• **The task**:
In the entries below, find every line with "triangle" and copy it.

• **Exercise inputs**:
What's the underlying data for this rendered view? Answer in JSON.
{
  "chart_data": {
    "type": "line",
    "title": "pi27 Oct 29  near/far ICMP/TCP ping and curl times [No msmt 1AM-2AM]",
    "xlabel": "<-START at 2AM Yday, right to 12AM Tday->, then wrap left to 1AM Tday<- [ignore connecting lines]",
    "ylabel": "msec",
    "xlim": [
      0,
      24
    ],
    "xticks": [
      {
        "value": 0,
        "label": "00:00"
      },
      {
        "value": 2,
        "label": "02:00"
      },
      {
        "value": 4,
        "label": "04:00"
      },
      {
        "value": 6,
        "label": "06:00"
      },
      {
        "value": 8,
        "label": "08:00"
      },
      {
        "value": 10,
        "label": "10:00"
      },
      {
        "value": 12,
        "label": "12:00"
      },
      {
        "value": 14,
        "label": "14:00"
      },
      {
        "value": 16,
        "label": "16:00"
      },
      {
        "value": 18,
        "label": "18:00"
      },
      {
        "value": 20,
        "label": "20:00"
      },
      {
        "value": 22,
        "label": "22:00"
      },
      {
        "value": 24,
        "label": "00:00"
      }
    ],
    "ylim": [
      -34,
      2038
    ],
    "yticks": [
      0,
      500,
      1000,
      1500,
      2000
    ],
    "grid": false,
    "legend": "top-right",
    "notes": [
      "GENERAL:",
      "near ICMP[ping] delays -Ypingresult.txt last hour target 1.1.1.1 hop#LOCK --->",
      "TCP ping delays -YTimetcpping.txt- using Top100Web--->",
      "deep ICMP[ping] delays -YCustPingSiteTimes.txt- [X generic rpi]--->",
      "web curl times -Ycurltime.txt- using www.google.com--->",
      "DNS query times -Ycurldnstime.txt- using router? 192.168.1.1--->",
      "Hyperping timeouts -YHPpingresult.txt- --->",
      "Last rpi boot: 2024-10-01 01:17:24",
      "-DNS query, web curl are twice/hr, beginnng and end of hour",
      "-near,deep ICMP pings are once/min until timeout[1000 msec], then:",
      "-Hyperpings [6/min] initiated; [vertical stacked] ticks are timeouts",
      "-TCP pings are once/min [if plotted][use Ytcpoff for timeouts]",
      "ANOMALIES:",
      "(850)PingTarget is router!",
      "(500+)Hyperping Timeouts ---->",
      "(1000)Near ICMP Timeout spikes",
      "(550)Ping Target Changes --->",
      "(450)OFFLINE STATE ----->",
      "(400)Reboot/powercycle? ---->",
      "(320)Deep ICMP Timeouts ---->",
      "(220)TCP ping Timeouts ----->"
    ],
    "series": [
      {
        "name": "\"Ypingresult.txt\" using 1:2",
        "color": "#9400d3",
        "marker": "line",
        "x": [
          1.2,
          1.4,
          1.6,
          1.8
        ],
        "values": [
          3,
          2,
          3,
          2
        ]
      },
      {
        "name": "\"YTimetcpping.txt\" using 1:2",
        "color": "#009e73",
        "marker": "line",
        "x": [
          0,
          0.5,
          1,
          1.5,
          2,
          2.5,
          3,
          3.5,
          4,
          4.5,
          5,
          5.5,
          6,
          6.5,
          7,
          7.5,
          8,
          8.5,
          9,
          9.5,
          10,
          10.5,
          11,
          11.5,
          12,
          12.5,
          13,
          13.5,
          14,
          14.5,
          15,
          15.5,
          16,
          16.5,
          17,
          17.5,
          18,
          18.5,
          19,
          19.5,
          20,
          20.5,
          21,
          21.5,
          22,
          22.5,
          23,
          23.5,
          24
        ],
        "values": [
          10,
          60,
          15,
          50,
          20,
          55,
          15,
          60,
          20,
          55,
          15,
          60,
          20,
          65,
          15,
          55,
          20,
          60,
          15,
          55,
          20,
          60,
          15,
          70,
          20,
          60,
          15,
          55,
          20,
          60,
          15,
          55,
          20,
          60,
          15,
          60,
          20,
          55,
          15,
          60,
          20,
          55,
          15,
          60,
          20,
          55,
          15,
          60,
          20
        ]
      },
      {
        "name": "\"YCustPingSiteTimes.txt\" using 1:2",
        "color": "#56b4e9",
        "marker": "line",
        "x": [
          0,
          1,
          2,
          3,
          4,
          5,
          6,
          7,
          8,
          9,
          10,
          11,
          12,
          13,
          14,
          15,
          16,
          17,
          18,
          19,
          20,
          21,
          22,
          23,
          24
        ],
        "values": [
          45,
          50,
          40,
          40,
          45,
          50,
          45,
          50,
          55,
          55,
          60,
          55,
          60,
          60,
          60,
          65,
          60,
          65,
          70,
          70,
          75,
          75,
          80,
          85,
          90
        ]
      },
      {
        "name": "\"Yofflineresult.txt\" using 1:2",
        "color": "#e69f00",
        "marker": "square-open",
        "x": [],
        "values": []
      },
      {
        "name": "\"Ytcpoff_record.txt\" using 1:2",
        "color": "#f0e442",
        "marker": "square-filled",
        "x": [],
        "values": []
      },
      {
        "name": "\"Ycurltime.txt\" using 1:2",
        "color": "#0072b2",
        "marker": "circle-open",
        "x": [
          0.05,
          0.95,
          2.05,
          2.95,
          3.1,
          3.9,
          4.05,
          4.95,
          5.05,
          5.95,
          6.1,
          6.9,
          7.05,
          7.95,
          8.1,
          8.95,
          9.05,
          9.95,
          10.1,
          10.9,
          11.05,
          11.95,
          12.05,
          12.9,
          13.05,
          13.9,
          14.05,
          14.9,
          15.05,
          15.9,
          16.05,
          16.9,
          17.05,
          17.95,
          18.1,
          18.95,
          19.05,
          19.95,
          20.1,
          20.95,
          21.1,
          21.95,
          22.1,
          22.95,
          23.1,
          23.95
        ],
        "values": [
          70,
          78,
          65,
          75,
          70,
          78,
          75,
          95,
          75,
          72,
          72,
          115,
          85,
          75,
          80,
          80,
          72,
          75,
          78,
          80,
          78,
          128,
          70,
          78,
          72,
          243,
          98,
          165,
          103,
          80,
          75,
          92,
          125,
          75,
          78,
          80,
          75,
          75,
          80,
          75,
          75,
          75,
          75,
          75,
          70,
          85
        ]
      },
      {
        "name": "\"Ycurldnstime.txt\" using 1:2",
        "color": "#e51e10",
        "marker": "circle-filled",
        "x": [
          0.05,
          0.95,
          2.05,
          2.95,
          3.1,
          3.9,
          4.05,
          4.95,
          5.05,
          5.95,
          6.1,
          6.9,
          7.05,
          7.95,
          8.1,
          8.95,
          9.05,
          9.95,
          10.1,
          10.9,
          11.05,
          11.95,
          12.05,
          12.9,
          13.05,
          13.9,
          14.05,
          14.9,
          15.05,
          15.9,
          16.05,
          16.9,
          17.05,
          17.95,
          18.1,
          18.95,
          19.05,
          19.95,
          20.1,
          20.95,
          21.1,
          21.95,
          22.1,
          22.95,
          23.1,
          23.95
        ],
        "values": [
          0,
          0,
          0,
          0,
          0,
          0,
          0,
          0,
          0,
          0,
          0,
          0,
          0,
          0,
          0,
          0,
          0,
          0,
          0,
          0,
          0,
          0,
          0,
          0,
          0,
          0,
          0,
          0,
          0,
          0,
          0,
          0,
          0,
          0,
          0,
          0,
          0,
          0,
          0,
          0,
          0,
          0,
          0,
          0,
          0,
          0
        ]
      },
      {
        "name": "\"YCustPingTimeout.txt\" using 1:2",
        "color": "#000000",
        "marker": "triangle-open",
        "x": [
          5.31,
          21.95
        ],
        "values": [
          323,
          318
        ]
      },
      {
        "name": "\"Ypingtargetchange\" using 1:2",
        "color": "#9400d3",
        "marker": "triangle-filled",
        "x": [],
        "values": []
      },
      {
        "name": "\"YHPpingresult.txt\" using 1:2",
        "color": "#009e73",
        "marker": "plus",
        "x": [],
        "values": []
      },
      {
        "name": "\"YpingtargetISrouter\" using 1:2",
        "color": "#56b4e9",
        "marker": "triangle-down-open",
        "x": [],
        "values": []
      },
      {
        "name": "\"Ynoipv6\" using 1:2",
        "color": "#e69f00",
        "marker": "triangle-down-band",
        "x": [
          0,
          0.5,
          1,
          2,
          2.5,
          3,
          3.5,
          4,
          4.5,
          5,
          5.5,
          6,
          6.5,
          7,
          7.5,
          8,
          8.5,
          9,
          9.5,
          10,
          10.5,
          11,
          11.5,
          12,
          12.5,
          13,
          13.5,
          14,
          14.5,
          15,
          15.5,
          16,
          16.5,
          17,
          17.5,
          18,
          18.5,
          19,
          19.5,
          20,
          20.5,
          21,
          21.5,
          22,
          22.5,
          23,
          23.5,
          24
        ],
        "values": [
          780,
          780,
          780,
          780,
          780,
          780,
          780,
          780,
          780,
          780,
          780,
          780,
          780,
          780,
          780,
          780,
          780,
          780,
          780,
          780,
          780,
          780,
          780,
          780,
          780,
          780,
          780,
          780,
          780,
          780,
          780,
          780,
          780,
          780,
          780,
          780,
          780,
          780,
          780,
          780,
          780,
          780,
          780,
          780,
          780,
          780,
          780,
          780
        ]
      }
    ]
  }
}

• **Response**:
        "marker": "triangle-open",
        "marker": "triangle-filled",
        "marker": "triangle-down-open",
        "marker": "triangle-down-band",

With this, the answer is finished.